Vodacom’s latest results, released on 16 May, sum up the problem. Demand for data continues to soar and data revenue growth is outstripping that of voice. But revenue from data is growing at a significantly slower rate than the increase in data traffic.
Vodacom’s experience mirrors that of its local and international peers. This is an industry-wide problem with no immediate solution, a challenge that could weigh heavily on telecoms earnings and share price growth for the foreseeable future. Ericsson’s recent Mobile
Business Trends report, which tracks global trends, showed operators’ mobile service revenue grew at a pedestrian annual average rate of 2.7% between 2010 and 2014…and it is slowing. Service revenues from mobile data, however, grew at a compound annual rate of 34% over the same period, and data now accounts for over 40% of service revenues globally. But companies are finding it increasingly difficult to grow revenue and profit in line with usage.
To corroborate this trend, figures from Strategy Analytics show that mobile operator service revenue declined for four quarters in 2014/15 before showing a meagre 0.1% growth in the third quarter of 2015. But global mobile data traffic increased 71% year-on-year in the third quarter, a figure not reflected in revenue.
Ericsson said that “a key challenge faced by mobile operators today is to turn the growing usage of mobile data services into greater revenues. The growth of mobile service revenue has dropped below 2%, compared to 10% to 15% growth a
decade ago”, it said. “This is despite high growth in both subscriptions and mobile data traffic.”
The problems telecoms companies face include increased price competition, a decline in traditional voice revenue and lack of ownership of content, which is being developed and sold by others.
All of these factors feed into the disconnect between the growth of data revenue and consumption.
The need for new business models
Telecoms companies operating in emerging markets have been somewhat protected. They have grown revenue between 5% and 8%, which is higher than in mature markets, due to their ability to attract more subscribers in relatively less saturated markets than developed economies.
Unfortunately for Vodacom, MTN and Cell C, South Africa is, in in this regard, a relatively mature market. This is why data revenue is increasingly critical.
The big challenge for telecoms operators is that they are all taking stabs at various strategies, but there is no single solution, said Dobek Pater, director and analyst at Africa Analysis.
On the release of Vodacom’s results for the year to March, Vodacom Group CEO Shameel Joosub said the demand for data continues to be the group’s key driver. What is telling, however, is that while Vodacom’s data traffic growth was 46.8%, data revenue was up 28.5%.
MTN recently reported a 123.3% spike in data traffic for the first quarter, year-onyear, accompanied by a relatively meagre 20.1% increase in data revenue. According to Ericsson, operators are taking numerous actions “to accommodate the shift to a data-centric world”.
Some of the strategies include:
Promoting smartphones and various subscriptions so that users evolve their usage.
Trying to increase data revenues by getting customers to connect multiple smart devices and adopt higher data speeds.
Trying to develop and monetise content, apps and services.
Telecoms companies are also looking at new business models to try to get more out of their networks.
McKinsey, in a recent report on telecommunications titled Telecommunications industry at Cliff’s
Edge – Time for Bold Decisions, outlined five things which will determine the future success of telecoms companies:
The ability to exploit the advantages of big data through advanced analytics to predict customer behaviour and therefore reduce costs.

# Given request:
Translate this sentence from the article on mobile data revenue into Spanish: "All of these factors feed into the disconnect between the growth of data revenue and consumption."

# Extracted material:
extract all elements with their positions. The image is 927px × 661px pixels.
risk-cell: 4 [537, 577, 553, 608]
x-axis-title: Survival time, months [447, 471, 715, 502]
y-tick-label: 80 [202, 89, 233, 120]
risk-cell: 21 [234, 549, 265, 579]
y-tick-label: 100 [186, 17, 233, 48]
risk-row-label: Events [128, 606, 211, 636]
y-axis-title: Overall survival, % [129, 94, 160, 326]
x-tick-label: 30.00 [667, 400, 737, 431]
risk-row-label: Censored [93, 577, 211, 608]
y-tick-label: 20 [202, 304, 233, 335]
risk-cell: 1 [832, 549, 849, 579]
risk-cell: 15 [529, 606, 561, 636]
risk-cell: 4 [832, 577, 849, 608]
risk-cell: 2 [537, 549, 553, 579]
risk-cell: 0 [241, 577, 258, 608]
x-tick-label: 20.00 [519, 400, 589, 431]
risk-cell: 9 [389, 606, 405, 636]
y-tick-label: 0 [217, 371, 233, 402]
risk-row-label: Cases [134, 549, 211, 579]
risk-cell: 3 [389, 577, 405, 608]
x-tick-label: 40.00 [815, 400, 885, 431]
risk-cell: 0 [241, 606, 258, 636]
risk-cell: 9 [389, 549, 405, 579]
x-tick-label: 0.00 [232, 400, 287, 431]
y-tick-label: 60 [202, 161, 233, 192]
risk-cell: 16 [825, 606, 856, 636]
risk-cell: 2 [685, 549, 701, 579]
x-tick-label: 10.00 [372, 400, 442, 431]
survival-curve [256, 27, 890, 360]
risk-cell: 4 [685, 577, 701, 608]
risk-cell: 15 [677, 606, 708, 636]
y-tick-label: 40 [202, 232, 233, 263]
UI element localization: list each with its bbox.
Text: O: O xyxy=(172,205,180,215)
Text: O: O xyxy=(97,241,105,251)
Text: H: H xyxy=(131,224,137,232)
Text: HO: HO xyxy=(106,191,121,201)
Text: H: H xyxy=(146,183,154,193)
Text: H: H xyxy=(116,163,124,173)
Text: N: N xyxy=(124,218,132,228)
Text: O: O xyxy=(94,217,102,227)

# Result for this task:
Todos estos factores contribuyen a la desconexión entre el crecimiento de los ingresos por datos y el consumo.